Input data
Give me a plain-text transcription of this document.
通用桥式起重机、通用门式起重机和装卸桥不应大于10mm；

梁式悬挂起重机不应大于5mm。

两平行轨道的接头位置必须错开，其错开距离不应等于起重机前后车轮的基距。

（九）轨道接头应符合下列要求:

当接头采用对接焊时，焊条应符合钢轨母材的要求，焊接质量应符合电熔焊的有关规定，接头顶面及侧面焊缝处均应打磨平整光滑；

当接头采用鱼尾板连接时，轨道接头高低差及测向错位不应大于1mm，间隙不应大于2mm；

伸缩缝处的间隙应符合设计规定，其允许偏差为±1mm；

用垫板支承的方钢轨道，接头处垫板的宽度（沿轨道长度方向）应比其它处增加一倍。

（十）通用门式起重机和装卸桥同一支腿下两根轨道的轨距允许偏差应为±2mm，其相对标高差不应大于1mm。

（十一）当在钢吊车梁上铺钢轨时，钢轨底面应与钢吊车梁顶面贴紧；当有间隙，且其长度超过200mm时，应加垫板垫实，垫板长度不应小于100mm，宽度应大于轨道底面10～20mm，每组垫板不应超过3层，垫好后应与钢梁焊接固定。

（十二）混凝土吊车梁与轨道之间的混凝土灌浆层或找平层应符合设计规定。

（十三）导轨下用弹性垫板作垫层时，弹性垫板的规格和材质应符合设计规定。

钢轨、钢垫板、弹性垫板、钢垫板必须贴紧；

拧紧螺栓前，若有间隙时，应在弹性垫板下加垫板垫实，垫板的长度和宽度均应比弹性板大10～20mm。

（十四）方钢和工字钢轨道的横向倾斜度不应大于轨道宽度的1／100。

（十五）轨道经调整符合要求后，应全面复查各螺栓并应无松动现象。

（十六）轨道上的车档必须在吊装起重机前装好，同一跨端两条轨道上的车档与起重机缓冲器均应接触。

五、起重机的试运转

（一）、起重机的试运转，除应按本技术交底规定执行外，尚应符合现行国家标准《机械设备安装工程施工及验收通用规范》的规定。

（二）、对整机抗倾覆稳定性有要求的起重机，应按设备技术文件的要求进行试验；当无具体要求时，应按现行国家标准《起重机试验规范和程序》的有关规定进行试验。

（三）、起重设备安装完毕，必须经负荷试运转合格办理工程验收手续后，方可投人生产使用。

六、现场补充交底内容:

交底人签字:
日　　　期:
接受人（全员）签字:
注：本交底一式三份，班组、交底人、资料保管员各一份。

Direction
Scan the data for the word "起重机的试运转" and copy every line where it shows up.

Solution for this problem
五、起重机的试运转
（一）、起重机的试运转，除应按本技术交底规定执行外，尚应符合现行国家标准《机械设备安装工程施工及验收通用规范》的规定。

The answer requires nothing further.